▶ _PROBLEM DETAILS_
Scan the records for the word "Ajouter". Copy each line that includes it.

▶ _SOURCE RECORDS_
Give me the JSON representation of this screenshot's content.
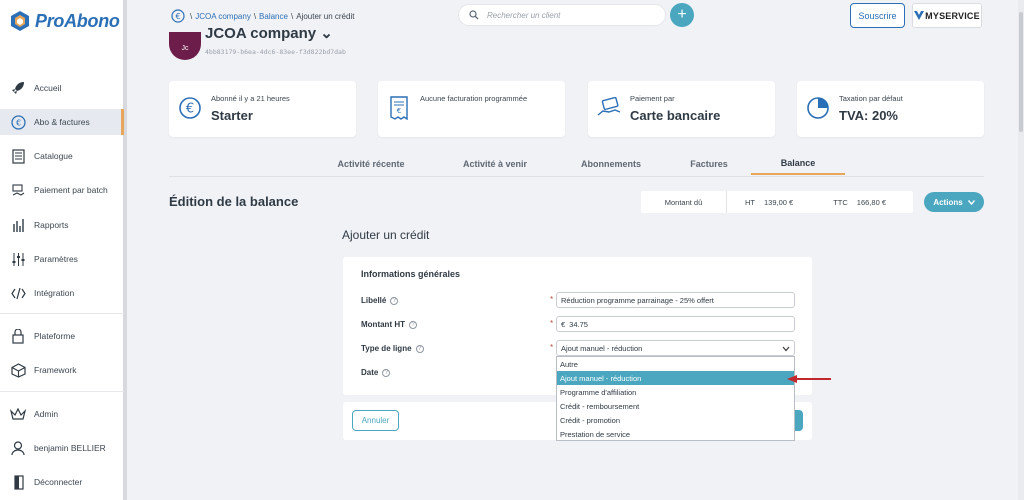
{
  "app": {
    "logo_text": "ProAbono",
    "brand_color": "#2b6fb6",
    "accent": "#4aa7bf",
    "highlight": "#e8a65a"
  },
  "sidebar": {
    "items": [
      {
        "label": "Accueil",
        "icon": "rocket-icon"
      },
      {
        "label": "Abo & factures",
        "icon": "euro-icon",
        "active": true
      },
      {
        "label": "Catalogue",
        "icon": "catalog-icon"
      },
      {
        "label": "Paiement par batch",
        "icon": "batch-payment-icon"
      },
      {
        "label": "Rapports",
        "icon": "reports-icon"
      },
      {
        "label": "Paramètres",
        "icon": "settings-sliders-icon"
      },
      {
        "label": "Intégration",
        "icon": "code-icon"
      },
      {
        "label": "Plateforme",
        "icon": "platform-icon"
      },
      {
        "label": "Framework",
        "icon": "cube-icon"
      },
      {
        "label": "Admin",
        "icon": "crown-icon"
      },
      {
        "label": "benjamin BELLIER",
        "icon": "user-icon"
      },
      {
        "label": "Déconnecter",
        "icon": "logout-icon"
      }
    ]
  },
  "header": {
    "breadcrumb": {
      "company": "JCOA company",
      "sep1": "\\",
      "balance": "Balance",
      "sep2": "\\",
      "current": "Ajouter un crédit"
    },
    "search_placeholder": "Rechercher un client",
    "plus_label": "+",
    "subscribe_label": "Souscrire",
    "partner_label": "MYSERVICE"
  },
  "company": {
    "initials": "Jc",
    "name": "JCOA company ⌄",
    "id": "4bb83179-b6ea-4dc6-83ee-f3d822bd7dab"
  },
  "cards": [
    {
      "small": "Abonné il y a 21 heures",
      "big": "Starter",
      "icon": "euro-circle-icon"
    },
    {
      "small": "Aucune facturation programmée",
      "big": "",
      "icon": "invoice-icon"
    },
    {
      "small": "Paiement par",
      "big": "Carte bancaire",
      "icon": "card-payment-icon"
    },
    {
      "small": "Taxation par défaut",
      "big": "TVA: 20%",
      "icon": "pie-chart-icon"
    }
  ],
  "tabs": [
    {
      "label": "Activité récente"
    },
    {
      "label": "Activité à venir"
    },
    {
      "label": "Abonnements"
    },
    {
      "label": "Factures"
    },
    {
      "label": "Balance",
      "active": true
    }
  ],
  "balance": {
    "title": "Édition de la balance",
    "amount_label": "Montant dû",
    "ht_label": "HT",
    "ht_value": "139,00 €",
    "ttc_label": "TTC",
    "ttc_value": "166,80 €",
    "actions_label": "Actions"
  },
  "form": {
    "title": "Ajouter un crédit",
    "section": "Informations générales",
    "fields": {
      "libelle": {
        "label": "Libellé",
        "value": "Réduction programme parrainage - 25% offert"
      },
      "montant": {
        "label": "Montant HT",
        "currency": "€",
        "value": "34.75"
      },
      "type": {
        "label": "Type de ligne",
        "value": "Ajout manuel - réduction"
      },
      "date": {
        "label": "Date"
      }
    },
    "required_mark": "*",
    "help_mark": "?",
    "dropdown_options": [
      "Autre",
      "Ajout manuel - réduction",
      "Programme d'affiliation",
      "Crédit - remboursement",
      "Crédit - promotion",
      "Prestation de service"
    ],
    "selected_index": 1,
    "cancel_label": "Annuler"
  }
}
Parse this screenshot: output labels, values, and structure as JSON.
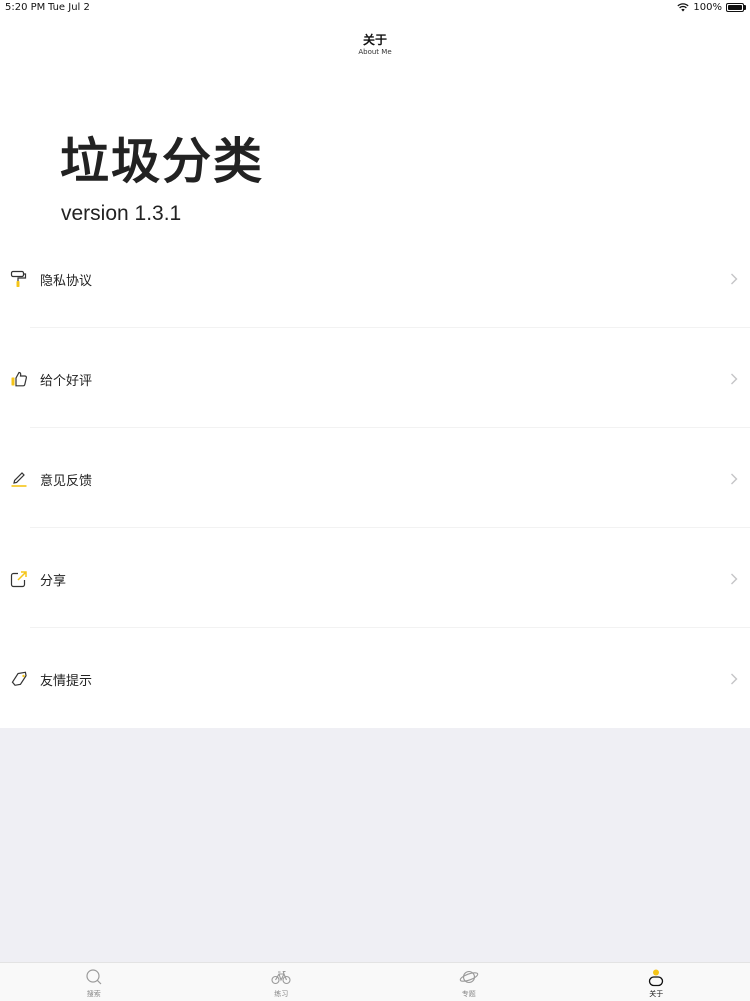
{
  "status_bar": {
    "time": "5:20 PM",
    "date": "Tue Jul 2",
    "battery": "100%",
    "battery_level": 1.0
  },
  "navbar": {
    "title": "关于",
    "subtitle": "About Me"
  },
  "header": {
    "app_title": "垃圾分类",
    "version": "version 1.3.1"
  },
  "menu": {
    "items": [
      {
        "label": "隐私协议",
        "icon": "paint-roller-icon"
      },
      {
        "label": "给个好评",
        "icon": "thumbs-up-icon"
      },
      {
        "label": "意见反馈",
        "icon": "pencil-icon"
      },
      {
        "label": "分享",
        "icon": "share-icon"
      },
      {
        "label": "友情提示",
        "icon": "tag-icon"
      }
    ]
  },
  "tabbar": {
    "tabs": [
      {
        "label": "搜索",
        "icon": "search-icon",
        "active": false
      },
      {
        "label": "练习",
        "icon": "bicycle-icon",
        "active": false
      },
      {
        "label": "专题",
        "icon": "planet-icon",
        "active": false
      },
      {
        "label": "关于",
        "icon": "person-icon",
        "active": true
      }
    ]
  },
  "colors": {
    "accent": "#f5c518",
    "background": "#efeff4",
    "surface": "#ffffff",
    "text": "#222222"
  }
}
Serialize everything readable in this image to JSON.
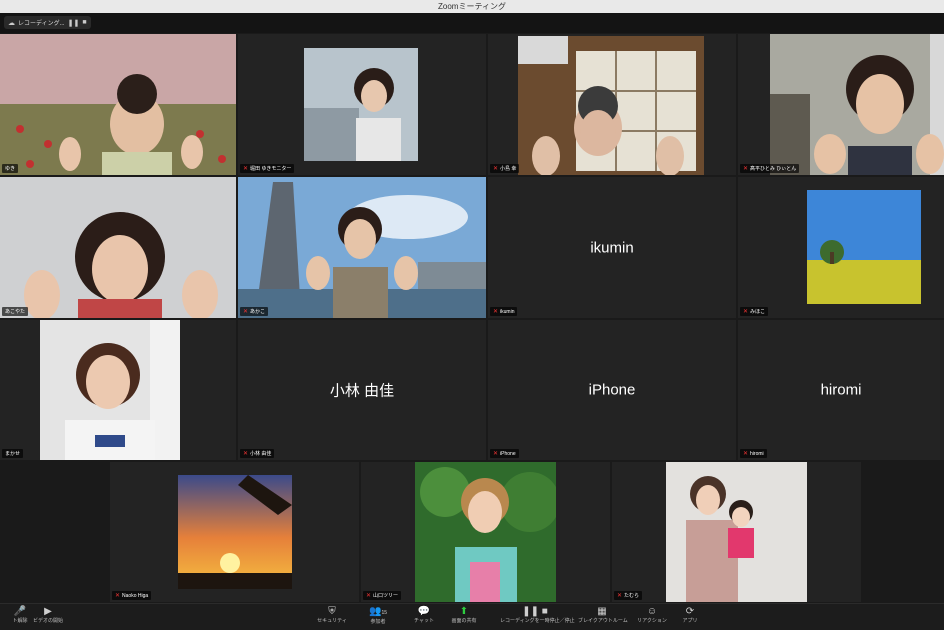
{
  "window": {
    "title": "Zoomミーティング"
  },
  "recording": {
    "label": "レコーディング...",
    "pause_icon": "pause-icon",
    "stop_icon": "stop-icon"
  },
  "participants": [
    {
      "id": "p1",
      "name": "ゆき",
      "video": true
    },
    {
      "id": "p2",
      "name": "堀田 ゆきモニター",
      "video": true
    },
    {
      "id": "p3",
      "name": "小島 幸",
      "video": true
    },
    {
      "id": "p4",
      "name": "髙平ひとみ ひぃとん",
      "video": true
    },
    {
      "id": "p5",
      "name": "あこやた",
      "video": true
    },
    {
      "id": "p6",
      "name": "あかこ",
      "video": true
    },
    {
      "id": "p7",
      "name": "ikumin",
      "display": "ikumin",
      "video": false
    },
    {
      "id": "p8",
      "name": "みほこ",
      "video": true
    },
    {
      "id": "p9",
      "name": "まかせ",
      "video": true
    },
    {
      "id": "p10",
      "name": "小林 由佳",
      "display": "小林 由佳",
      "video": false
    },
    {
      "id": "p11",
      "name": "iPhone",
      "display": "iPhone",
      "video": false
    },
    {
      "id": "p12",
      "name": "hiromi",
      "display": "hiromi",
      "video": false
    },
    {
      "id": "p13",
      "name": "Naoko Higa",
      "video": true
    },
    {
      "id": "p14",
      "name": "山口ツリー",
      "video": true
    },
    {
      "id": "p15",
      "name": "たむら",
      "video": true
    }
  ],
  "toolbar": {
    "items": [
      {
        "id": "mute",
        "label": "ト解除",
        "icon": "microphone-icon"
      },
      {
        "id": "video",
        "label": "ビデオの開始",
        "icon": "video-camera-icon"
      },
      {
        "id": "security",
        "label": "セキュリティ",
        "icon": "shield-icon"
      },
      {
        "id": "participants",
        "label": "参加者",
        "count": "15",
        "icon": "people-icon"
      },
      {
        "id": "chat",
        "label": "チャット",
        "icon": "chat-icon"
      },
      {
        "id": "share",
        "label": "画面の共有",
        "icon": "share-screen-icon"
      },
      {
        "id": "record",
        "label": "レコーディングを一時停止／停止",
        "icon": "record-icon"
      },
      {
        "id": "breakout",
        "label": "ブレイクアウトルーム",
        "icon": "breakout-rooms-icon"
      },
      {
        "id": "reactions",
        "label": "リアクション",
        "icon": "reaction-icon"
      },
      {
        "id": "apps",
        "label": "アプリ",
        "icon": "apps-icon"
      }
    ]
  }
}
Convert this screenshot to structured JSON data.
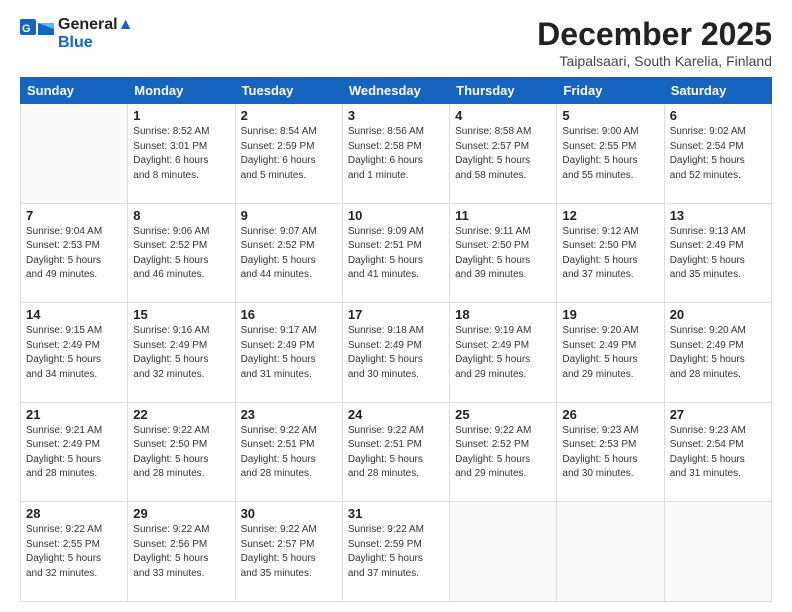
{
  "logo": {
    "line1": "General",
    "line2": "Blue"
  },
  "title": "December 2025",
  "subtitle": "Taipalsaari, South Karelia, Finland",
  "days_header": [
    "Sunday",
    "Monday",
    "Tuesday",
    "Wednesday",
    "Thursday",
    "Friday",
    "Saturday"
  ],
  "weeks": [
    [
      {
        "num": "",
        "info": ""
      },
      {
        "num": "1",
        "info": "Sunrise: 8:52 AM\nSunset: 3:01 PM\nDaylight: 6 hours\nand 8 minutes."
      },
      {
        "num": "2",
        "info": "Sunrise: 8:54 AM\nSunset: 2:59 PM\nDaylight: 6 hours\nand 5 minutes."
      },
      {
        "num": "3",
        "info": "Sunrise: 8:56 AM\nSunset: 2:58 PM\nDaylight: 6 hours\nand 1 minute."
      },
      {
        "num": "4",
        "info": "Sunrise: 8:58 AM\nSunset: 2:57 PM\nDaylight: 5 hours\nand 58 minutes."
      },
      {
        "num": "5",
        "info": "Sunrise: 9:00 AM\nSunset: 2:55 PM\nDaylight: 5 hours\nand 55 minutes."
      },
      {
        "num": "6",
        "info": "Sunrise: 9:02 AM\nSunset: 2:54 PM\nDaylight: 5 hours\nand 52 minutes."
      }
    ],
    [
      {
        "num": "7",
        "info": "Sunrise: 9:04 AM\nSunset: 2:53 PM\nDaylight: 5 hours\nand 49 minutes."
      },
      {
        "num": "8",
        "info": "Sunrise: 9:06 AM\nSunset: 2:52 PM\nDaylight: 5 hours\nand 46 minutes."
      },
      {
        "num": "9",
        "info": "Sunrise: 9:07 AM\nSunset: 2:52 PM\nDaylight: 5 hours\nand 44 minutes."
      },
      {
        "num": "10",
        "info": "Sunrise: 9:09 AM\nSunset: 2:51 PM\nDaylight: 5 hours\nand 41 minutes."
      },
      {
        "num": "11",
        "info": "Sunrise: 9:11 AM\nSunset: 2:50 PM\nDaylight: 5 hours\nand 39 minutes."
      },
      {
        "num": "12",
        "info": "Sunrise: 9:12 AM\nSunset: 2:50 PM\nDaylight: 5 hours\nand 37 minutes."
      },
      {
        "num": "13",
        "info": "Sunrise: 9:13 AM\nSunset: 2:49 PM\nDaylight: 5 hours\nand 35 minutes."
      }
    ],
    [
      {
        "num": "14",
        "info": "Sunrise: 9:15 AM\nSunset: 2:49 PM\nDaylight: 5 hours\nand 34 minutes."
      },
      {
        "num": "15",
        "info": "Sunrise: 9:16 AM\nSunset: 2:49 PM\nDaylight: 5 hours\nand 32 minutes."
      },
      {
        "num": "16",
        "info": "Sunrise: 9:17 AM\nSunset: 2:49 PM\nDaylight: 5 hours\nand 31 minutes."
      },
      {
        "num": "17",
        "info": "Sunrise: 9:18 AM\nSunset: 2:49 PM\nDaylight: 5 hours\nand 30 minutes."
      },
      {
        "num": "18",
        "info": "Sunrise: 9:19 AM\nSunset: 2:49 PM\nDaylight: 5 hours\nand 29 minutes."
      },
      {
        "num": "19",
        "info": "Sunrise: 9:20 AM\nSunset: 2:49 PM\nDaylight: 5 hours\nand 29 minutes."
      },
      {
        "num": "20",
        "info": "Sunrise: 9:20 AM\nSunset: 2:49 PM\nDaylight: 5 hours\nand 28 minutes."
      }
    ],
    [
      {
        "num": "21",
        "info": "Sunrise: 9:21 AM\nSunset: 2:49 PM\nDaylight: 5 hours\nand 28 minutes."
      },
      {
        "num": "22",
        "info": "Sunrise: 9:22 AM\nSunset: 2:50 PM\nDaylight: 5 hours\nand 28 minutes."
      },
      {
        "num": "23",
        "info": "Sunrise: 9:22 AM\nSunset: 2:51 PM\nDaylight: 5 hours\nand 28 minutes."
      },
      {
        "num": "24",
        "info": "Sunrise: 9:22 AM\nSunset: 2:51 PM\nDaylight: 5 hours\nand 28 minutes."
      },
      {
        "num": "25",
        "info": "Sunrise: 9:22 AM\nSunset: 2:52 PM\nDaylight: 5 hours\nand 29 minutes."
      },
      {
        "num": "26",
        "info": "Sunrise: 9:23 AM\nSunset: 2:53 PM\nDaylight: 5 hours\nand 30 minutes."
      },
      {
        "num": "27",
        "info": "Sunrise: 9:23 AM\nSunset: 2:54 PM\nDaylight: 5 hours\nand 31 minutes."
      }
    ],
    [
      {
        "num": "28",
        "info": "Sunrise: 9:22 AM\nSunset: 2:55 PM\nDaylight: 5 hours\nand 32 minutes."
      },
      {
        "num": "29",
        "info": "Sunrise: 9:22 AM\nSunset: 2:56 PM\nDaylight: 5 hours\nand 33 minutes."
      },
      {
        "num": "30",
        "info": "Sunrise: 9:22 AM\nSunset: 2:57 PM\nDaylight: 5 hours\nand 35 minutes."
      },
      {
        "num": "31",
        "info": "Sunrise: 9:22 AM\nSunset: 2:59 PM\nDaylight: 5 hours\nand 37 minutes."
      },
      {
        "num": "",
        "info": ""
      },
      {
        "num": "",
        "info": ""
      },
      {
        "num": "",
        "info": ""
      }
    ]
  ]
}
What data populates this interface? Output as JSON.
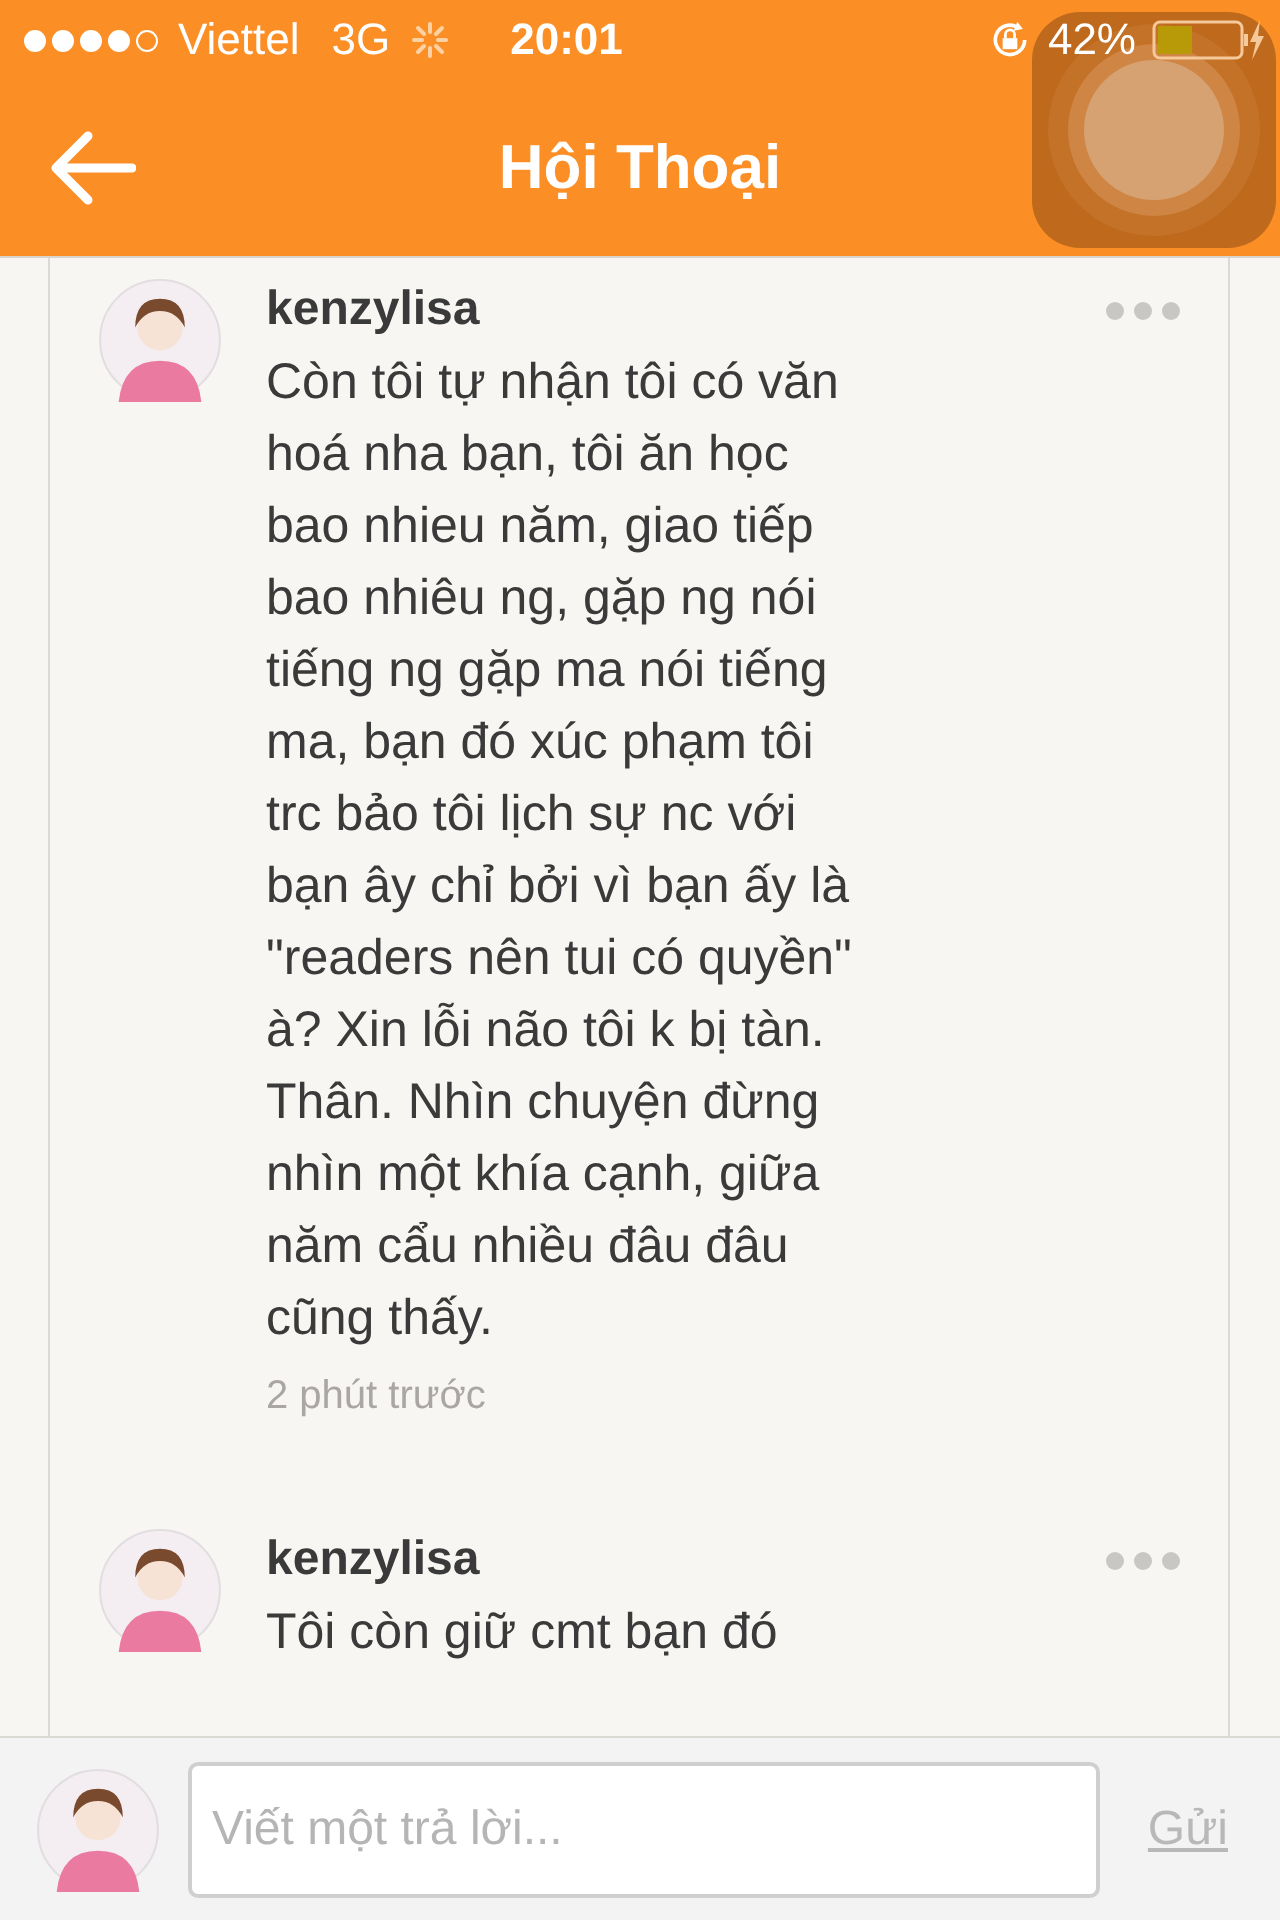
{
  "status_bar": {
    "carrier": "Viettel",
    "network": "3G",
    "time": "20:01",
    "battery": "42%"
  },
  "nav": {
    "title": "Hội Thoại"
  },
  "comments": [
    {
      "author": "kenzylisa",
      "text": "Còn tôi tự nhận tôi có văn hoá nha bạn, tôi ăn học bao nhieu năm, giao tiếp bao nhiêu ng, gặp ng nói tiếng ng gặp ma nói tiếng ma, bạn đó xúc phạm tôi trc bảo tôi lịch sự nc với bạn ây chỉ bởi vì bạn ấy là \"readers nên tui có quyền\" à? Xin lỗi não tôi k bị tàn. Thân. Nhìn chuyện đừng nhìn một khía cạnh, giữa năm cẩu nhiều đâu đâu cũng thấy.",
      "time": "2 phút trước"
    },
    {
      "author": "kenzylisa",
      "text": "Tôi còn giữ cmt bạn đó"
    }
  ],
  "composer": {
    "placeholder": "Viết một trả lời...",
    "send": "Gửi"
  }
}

▶ _SOLUTION TO THIS PROBLEM_
      "current": "Ajouter un crédit"
    "title": "Ajouter un crédit",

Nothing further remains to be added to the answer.